▶ _Entries supplied_
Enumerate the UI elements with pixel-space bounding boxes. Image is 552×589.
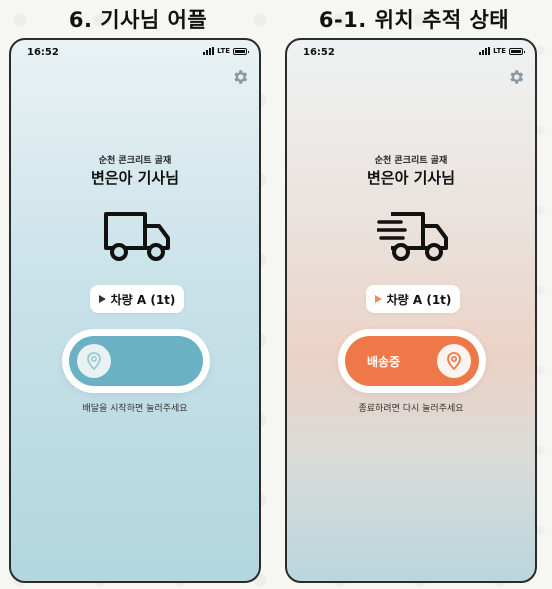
network-label: LTE <box>493 47 506 55</box>
phone-driver-app: 16:52 LTE 순천 콘크리트 골재 변은아 기사님 차량 A (1t) 배… <box>9 38 261 583</box>
hint-text: 배달을 시작하면 눌러주세요 <box>82 404 188 414</box>
truck-icon <box>104 212 170 261</box>
driver-name: 변은아 기사님 <box>366 169 456 187</box>
battery-icon <box>233 47 249 55</box>
stop-delivery-slider[interactable]: 배송중 <box>338 329 486 393</box>
signal-icon <box>203 47 215 55</box>
phone-tracking-state: 16:52 LTE 순천 콘크리트 골재 변은아 기사님 차량 A (1t) 배… <box>285 38 537 583</box>
location-pin-icon <box>87 352 101 370</box>
slider-track[interactable] <box>69 336 203 386</box>
vehicle-label: 차량 A (1t) <box>386 292 452 307</box>
status-indicators: LTE <box>479 47 525 55</box>
slider-label: 배송중 <box>367 354 401 369</box>
vehicle-label: 차량 A (1t) <box>110 292 176 307</box>
status-time: 16:52 <box>27 47 59 58</box>
slider-knob[interactable] <box>77 344 111 378</box>
location-pin-icon <box>447 352 461 370</box>
gear-icon[interactable] <box>231 68 249 86</box>
start-delivery-slider[interactable] <box>62 329 210 393</box>
screen-heading-driver-app: 6. 기사님 어플 <box>68 8 208 32</box>
hint-text: 종료하려면 다시 눌러주세요 <box>358 404 464 414</box>
company-name: 순천 콘크리트 골재 <box>374 156 448 166</box>
slider-track[interactable]: 배송중 <box>345 336 479 386</box>
slider-knob[interactable] <box>437 344 471 378</box>
company-name: 순천 콘크리트 골재 <box>98 156 172 166</box>
play-triangle-icon <box>98 295 106 303</box>
gear-icon[interactable] <box>507 68 525 86</box>
vehicle-selector[interactable]: 차량 A (1t) <box>366 285 460 313</box>
moving-truck-icon <box>377 212 448 261</box>
status-indicators: LTE <box>203 47 249 55</box>
play-triangle-icon <box>374 295 382 303</box>
network-label: LTE <box>217 47 230 55</box>
signal-icon <box>479 47 491 55</box>
battery-icon <box>509 47 525 55</box>
status-time: 16:52 <box>303 47 335 58</box>
vehicle-selector[interactable]: 차량 A (1t) <box>90 285 184 313</box>
driver-name: 변은아 기사님 <box>90 169 180 187</box>
screen-heading-tracking: 6-1. 위치 추적 상태 <box>318 8 510 32</box>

▶ _Problem to work on_
Pull out every line in the entries above that contains the string "vehicle", matching case exactly.

▶ _Solution for this task_
vehicle-label: 차량 A (1t) <box>386 292 452 307</box>
vehicle-label: 차량 A (1t) <box>110 292 176 307</box>
vehicle-selector[interactable]: 차량 A (1t) <box>366 285 460 313</box>
vehicle-selector[interactable]: 차량 A (1t) <box>90 285 184 313</box>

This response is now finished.